**Request**
Output these lines as a numbered list, omitting any blank lines.

**Data extracted from a collection**
========================================================================
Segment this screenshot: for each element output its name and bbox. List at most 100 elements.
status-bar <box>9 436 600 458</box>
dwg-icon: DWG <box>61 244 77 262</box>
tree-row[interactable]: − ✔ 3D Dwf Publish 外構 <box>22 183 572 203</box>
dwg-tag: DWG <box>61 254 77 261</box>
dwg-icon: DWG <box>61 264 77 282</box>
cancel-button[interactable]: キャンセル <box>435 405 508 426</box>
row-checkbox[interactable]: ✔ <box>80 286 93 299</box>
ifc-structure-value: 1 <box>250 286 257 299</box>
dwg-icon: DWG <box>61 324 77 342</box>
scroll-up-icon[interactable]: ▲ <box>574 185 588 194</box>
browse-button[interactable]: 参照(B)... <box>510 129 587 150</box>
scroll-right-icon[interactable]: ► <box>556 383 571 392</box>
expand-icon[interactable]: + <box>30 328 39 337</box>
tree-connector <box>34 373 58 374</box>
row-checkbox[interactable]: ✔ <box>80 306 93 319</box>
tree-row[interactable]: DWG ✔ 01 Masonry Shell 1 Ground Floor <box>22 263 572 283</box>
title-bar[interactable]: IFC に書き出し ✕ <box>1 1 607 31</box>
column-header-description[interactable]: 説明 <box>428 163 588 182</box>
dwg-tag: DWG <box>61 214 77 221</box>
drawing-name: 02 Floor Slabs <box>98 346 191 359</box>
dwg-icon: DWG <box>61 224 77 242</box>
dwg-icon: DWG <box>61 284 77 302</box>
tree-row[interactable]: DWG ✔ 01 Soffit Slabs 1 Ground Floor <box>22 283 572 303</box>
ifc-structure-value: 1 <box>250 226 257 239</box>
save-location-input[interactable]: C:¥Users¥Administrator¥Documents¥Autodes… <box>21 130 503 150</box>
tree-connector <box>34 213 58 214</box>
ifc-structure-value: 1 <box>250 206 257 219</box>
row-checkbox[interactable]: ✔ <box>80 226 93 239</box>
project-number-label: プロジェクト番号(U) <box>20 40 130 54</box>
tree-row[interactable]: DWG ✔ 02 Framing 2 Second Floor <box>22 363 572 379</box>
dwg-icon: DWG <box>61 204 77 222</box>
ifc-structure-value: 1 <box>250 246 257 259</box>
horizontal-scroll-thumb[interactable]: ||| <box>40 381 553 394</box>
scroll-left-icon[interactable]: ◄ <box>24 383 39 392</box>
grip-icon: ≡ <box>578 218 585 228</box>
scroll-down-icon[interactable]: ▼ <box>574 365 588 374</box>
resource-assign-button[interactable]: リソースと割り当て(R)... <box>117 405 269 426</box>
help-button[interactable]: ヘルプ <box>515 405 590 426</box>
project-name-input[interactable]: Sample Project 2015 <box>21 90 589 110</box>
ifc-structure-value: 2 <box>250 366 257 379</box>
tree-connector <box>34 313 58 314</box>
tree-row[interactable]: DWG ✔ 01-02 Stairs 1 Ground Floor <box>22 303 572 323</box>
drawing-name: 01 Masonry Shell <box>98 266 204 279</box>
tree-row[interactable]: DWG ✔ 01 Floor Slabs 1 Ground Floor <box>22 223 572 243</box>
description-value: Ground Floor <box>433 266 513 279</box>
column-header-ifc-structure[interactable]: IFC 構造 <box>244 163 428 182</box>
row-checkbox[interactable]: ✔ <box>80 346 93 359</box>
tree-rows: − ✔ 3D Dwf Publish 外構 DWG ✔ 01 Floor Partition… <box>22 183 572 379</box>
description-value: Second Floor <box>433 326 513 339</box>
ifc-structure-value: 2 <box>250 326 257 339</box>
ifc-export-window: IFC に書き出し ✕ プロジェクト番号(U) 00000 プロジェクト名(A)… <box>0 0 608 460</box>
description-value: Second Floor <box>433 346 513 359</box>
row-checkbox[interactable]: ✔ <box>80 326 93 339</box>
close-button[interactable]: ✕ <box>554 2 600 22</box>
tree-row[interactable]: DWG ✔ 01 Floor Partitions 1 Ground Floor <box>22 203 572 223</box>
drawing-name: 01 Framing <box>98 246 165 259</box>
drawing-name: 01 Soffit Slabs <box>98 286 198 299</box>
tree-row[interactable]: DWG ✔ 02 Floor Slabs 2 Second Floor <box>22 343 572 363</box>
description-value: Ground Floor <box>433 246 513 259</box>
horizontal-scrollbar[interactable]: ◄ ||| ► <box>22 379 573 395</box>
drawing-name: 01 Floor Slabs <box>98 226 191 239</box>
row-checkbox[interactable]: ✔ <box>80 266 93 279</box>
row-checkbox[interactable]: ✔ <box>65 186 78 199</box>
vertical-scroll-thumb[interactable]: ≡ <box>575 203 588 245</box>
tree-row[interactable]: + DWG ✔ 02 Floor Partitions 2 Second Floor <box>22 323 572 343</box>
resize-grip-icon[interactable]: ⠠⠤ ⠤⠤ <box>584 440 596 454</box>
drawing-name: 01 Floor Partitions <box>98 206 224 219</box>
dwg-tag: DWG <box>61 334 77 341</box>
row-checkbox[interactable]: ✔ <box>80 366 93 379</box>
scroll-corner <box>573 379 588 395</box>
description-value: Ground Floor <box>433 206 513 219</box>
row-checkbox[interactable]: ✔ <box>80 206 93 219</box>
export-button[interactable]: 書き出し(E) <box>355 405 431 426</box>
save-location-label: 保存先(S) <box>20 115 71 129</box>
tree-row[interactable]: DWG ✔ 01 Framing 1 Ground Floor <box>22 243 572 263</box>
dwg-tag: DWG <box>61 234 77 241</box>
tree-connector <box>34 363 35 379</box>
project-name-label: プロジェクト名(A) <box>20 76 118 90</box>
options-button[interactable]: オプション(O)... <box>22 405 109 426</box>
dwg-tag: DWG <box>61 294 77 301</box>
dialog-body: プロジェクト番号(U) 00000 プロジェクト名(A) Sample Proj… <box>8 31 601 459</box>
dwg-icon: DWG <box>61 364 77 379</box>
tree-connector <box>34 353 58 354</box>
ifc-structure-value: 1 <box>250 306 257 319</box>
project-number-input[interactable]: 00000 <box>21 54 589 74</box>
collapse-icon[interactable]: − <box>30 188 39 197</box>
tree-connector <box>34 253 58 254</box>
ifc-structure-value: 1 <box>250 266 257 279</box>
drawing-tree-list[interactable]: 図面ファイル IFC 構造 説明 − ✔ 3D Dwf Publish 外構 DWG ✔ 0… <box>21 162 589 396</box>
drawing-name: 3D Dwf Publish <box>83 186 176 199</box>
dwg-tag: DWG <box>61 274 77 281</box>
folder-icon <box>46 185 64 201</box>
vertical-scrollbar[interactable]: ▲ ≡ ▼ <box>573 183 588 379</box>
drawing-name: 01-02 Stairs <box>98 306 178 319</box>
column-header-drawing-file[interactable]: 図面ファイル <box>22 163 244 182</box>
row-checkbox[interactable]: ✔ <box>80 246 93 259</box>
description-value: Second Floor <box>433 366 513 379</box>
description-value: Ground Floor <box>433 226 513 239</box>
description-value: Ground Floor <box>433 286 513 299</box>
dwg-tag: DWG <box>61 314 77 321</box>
========================================================================
**Correct response**
1. Segment this screenshot: for each element output its name and bbox. List at most 100 elements.
2. status-bar <box>9 436 600 458</box>
3. dwg-icon: DWG <box>61 244 77 262</box>
4. tree-row[interactable]: − ✔ 3D Dwf Publish 外構 <box>22 183 572 203</box>
5. dwg-tag: DWG <box>61 254 77 261</box>
6. dwg-icon: DWG <box>61 264 77 282</box>
7. cancel-button[interactable]: キャンセル <box>435 405 508 426</box>
8. row-checkbox[interactable]: ✔ <box>80 286 93 299</box>
9. ifc-structure-value: 1 <box>250 286 257 299</box>
10. dwg-icon: DWG <box>61 324 77 342</box>
11. scroll-up-icon[interactable]: ▲ <box>574 185 588 194</box>
12. browse-button[interactable]: 参照(B)... <box>510 129 587 150</box>
13. scroll-right-icon[interactable]: ► <box>556 383 571 392</box>
14. expand-icon[interactable]: + <box>30 328 39 337</box>
15. tree-connector <box>34 373 58 374</box>
16. row-checkbox[interactable]: ✔ <box>80 306 93 319</box>
17. tree-row[interactable]: DWG ✔ 01 Masonry Shell 1 Ground Floor <box>22 263 572 283</box>
18. title-bar[interactable]: IFC に書き出し ✕ <box>1 1 607 31</box>
19. column-header-description[interactable]: 説明 <box>428 163 588 182</box>
20. dwg-tag: DWG <box>61 214 77 221</box>
21. drawing-name: 02 Floor Slabs <box>98 346 191 359</box>
22. dwg-icon: DWG <box>61 224 77 242</box>
23. dwg-icon: DWG <box>61 284 77 302</box>
24. tree-row[interactable]: DWG ✔ 01 Soffit Slabs 1 Ground Floor <box>22 283 572 303</box>
25. ifc-structure-value: 1 <box>250 226 257 239</box>
26. save-location-input[interactable]: C:¥Users¥Administrator¥Documents¥Autodes… <box>21 130 503 150</box>
27. tree-connector <box>34 213 58 214</box>
28. ifc-structure-value: 1 <box>250 206 257 219</box>
29. row-checkbox[interactable]: ✔ <box>80 226 93 239</box>
30. project-number-label: プロジェクト番号(U) <box>20 40 130 54</box>
31. tree-row[interactable]: DWG ✔ 02 Framing 2 Second Floor <box>22 363 572 379</box>
32. dwg-icon: DWG <box>61 204 77 222</box>
33. ifc-structure-value: 1 <box>250 246 257 259</box>
34. horizontal-scroll-thumb[interactable]: ||| <box>40 381 553 394</box>
35. scroll-left-icon[interactable]: ◄ <box>24 383 39 392</box>
36. grip-icon: ≡ <box>578 218 585 228</box>
37. scroll-down-icon[interactable]: ▼ <box>574 365 588 374</box>
38. resource-assign-button[interactable]: リソースと割り当て(R)... <box>117 405 269 426</box>
39. help-button[interactable]: ヘルプ <box>515 405 590 426</box>
40. project-name-input[interactable]: Sample Project 2015 <box>21 90 589 110</box>
41. ifc-structure-value: 2 <box>250 366 257 379</box>
42. tree-connector <box>34 313 58 314</box>
43. tree-row[interactable]: DWG ✔ 01-02 Stairs 1 Ground Floor <box>22 303 572 323</box>
44. drawing-name: 01 Masonry Shell <box>98 266 204 279</box>
45. tree-row[interactable]: DWG ✔ 01 Floor Slabs 1 Ground Floor <box>22 223 572 243</box>
46. description-value: Ground Floor <box>433 266 513 279</box>
47. column-header-ifc-structure[interactable]: IFC 構造 <box>244 163 428 182</box>
48. row-checkbox[interactable]: ✔ <box>80 346 93 359</box>
49. tree-rows: − ✔ 3D Dwf Publish 外構 DWG ✔ 01 Floor Partition… <box>22 183 572 379</box>
50. description-value: Second Floor <box>433 326 513 339</box>
51. ifc-structure-value: 2 <box>250 326 257 339</box>
52. ifc-export-window: IFC に書き出し ✕ プロジェクト番号(U) 00000 プロジェクト名(A)… <box>0 0 608 460</box>
53. description-value: Second Floor <box>433 346 513 359</box>
54. row-checkbox[interactable]: ✔ <box>80 326 93 339</box>
55. close-button[interactable]: ✕ <box>554 2 600 22</box>
56. tree-row[interactable]: DWG ✔ 01 Floor Partitions 1 Ground Floor <box>22 203 572 223</box>
57. drawing-name: 01 Framing <box>98 246 165 259</box>
58. drawing-name: 01 Soffit Slabs <box>98 286 198 299</box>
59. tree-row[interactable]: DWG ✔ 02 Floor Slabs 2 Second Floor <box>22 343 572 363</box>
60. description-value: Ground Floor <box>433 246 513 259</box>
61. horizontal-scrollbar[interactable]: ◄ ||| ► <box>22 379 573 395</box>
62. drawing-name: 01 Floor Slabs <box>98 226 191 239</box>
63. row-checkbox[interactable]: ✔ <box>80 266 93 279</box>
64. row-checkbox[interactable]: ✔ <box>65 186 78 199</box>
65. vertical-scroll-thumb[interactable]: ≡ <box>575 203 588 245</box>
66. tree-row[interactable]: + DWG ✔ 02 Floor Partitions 2 Second Floor <box>22 323 572 343</box>
67. resize-grip-icon[interactable]: ⠠⠤ ⠤⠤ <box>584 440 596 454</box>
68. drawing-name: 01 Floor Partitions <box>98 206 224 219</box>
69. dwg-tag: DWG <box>61 334 77 341</box>
70. row-checkbox[interactable]: ✔ <box>80 366 93 379</box>
71. scroll-corner <box>573 379 588 395</box>
72. description-value: Ground Floor <box>433 206 513 219</box>
73. row-checkbox[interactable]: ✔ <box>80 206 93 219</box>
74. export-button[interactable]: 書き出し(E) <box>355 405 431 426</box>
75. save-location-label: 保存先(S) <box>20 115 71 129</box>
76. tree-row[interactable]: DWG ✔ 01 Framing 1 Ground Floor <box>22 243 572 263</box>
77. dwg-tag: DWG <box>61 234 77 241</box>
78. tree-connector <box>34 363 35 379</box>
79. project-name-label: プロジェクト名(A) <box>20 76 118 90</box>
80. options-button[interactable]: オプション(O)... <box>22 405 109 426</box>
81. dwg-tag: DWG <box>61 294 77 301</box>
82. dialog-body: プロジェクト番号(U) 00000 プロジェクト名(A) Sample Proj… <box>8 31 601 459</box>
83. dwg-icon: DWG <box>61 364 77 379</box>
84. tree-connector <box>34 353 58 354</box>
85. ifc-structure-value: 1 <box>250 306 257 319</box>
86. project-number-input[interactable]: 00000 <box>21 54 589 74</box>
87. collapse-icon[interactable]: − <box>30 188 39 197</box>
88. tree-connector <box>34 253 58 254</box>
89. ifc-structure-value: 1 <box>250 266 257 279</box>
90. drawing-tree-list[interactable]: 図面ファイル IFC 構造 説明 − ✔ 3D Dwf Publish 外構 DWG ✔ 0… <box>21 162 589 396</box>
91. drawing-name: 3D Dwf Publish <box>83 186 176 199</box>
92. dwg-tag: DWG <box>61 274 77 281</box>
93. folder-icon <box>46 185 64 201</box>
94. vertical-scrollbar[interactable]: ▲ ≡ ▼ <box>573 183 588 379</box>
95. drawing-name: 01-02 Stairs <box>98 306 178 319</box>
96. column-header-drawing-file[interactable]: 図面ファイル <box>22 163 244 182</box>
97. row-checkbox[interactable]: ✔ <box>80 246 93 259</box>
98. description-value: Second Floor <box>433 366 513 379</box>
99. description-value: Ground Floor <box>433 226 513 239</box>
100. description-value: Ground Floor <box>433 286 513 299</box>
101. dwg-tag: DWG <box>61 314 77 321</box>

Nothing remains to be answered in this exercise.